╭─ EXTRACTED ENTRIES

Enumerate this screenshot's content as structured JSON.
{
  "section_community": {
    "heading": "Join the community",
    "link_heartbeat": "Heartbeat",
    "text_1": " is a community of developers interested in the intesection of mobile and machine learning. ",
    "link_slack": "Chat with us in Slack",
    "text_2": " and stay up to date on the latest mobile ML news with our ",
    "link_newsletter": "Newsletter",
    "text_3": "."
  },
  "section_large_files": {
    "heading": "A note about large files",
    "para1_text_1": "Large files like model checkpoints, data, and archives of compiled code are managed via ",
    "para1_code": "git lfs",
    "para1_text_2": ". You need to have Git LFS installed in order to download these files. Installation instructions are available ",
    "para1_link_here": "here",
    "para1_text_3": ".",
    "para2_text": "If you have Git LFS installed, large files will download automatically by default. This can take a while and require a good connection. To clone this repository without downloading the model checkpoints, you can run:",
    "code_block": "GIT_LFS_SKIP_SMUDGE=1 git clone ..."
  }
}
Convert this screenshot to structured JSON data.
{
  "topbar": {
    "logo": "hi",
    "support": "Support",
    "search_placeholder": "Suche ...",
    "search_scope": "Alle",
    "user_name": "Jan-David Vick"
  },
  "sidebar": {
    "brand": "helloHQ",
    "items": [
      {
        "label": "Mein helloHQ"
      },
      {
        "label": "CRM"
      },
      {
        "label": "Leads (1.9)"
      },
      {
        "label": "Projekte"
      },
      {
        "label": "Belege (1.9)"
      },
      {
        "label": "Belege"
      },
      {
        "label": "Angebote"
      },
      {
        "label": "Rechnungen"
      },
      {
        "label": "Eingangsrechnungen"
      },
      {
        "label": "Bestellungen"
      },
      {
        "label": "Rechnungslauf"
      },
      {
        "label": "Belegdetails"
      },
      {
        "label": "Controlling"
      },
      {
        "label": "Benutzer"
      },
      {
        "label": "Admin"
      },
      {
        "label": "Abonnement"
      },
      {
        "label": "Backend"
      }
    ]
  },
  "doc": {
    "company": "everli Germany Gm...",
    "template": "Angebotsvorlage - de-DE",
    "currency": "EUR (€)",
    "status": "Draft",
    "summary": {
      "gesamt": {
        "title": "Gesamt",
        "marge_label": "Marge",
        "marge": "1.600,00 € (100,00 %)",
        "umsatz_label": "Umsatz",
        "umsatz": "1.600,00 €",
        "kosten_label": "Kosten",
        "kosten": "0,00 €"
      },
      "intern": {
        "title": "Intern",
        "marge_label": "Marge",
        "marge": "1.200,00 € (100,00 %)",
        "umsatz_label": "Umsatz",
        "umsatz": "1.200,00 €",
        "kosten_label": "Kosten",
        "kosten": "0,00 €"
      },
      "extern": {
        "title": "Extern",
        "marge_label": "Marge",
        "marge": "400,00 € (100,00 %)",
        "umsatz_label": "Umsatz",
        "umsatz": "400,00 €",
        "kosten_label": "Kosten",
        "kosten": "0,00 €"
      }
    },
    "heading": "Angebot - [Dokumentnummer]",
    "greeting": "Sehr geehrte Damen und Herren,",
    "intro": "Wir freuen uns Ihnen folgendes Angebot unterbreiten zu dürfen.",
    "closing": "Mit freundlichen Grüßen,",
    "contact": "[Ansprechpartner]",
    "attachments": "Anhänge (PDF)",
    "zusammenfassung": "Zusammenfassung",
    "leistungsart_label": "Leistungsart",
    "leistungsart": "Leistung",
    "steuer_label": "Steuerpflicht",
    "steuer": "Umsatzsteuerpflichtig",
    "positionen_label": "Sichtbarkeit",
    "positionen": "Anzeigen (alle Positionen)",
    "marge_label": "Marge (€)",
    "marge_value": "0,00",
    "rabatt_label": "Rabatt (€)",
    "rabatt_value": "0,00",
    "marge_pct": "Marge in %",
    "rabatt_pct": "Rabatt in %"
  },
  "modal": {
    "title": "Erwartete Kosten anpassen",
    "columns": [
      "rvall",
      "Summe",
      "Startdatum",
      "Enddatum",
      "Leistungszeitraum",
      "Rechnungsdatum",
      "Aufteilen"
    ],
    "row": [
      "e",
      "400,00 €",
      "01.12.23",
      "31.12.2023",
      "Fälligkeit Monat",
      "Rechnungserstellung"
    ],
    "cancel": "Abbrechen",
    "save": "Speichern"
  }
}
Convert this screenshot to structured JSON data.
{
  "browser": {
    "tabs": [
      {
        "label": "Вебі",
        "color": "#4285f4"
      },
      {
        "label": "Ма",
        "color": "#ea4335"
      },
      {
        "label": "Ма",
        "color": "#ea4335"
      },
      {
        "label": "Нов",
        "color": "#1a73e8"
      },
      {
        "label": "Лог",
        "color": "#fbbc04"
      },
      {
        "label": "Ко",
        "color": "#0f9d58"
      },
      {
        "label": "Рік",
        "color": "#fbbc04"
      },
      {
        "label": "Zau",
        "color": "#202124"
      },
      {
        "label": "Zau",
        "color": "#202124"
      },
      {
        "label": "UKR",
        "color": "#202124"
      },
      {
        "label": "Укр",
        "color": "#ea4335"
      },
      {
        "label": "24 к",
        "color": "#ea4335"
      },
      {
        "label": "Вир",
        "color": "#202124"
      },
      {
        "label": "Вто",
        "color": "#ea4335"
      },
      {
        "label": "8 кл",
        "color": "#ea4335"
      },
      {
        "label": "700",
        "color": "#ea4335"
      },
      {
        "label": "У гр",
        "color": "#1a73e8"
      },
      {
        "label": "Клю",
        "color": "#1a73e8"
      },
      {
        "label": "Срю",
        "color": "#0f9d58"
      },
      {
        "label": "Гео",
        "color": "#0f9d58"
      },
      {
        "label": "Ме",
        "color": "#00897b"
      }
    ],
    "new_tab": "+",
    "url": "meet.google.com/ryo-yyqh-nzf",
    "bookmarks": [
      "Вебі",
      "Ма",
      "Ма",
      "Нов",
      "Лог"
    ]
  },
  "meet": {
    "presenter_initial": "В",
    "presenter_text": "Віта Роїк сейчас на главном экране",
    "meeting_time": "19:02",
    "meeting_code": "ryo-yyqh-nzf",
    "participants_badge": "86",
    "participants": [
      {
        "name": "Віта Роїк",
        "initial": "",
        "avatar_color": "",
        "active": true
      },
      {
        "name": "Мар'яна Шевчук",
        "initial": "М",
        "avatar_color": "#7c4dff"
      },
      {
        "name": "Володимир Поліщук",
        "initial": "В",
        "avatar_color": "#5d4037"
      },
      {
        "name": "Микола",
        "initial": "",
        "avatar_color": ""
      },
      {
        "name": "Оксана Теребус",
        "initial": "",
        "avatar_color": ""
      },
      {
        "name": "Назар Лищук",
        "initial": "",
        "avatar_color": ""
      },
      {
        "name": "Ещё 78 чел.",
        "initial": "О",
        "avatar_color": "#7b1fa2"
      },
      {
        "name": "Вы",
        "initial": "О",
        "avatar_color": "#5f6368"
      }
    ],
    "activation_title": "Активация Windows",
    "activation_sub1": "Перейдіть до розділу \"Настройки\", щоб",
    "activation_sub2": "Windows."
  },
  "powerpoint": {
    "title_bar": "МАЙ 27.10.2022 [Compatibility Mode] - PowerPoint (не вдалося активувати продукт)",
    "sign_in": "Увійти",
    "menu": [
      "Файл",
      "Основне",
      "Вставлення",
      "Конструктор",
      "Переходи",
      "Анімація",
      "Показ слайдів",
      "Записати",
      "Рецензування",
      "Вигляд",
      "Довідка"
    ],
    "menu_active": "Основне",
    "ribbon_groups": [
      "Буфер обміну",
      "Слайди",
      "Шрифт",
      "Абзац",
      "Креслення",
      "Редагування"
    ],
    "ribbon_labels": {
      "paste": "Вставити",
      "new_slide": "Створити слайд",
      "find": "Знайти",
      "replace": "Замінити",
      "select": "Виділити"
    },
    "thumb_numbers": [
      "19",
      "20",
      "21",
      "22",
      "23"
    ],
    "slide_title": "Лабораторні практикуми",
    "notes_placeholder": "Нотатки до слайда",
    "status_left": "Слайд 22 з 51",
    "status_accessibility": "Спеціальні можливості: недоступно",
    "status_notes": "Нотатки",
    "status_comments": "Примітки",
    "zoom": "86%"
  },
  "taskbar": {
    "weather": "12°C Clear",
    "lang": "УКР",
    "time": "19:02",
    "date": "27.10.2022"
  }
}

╰─

### YOUR INSTRUCTIONS
From the records above, pick out and copy each line holding the word "Віта".

### FULL RESPONSE
    "presenter_text": "Віта Роїк сейчас на главном экране",
        "name": "Віта Роїк",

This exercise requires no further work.